▶ Work to be completed
Work out how many lines contain "Ocean". Reply with the count alone.

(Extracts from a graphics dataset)
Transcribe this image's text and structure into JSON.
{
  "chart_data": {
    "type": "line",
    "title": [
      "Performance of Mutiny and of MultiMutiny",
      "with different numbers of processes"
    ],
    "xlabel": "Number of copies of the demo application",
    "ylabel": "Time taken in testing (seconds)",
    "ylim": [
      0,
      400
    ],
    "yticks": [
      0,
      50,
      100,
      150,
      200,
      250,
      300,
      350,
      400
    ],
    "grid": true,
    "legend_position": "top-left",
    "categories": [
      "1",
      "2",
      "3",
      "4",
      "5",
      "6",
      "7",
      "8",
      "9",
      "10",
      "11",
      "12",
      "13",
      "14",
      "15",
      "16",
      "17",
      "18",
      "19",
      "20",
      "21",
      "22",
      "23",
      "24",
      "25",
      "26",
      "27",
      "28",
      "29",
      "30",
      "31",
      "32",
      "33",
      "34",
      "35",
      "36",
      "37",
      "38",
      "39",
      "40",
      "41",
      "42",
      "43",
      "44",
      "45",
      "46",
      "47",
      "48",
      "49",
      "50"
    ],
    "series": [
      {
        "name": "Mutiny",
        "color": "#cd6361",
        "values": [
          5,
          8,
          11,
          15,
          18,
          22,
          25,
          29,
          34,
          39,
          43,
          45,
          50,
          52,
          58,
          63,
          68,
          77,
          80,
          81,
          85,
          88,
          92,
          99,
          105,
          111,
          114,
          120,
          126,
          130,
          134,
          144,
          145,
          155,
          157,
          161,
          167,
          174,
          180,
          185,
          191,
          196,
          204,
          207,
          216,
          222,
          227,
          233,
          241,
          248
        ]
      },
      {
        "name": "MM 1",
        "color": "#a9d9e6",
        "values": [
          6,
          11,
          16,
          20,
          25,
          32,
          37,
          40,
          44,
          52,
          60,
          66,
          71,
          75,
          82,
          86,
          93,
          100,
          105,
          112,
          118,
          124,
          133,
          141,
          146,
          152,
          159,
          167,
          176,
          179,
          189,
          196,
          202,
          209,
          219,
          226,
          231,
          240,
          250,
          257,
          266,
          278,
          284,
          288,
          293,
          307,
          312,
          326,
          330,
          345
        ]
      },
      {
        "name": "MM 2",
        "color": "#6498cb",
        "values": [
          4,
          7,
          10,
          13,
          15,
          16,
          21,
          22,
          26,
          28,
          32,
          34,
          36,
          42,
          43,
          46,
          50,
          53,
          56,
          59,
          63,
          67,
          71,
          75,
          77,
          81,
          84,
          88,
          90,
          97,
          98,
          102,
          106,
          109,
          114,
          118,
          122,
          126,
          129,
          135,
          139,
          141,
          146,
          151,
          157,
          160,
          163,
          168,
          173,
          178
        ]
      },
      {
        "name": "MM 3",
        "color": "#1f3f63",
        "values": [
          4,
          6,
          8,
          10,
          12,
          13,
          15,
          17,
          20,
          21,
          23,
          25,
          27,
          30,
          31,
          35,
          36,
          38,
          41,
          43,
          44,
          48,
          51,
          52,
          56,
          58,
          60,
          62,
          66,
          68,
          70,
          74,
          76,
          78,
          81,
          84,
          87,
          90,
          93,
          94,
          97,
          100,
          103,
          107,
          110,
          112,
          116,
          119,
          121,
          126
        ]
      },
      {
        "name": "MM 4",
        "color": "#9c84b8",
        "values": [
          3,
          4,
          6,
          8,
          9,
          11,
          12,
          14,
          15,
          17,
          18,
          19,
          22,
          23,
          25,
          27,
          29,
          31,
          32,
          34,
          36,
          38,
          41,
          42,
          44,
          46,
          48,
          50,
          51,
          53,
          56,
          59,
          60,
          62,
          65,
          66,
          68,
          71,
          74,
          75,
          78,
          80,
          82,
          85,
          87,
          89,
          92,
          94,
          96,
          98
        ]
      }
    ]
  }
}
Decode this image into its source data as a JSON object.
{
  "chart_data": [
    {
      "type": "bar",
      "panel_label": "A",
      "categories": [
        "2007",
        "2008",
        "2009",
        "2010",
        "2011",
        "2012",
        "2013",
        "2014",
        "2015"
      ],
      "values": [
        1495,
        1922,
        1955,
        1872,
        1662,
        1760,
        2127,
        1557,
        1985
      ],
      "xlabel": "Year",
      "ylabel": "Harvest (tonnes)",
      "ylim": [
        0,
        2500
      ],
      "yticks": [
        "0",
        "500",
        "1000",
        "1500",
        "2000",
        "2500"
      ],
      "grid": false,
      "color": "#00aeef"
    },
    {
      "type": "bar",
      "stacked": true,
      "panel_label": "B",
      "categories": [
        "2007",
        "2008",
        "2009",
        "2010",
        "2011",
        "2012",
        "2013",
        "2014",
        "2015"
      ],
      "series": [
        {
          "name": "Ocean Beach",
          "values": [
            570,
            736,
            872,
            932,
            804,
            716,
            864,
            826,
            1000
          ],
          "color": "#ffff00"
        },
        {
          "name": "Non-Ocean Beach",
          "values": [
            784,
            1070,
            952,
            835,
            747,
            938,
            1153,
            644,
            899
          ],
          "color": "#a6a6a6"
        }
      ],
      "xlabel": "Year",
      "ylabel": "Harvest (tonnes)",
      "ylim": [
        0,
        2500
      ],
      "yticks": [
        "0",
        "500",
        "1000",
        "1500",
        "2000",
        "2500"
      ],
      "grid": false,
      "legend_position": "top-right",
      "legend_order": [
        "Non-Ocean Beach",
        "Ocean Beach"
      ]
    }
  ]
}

▶ Written reply
4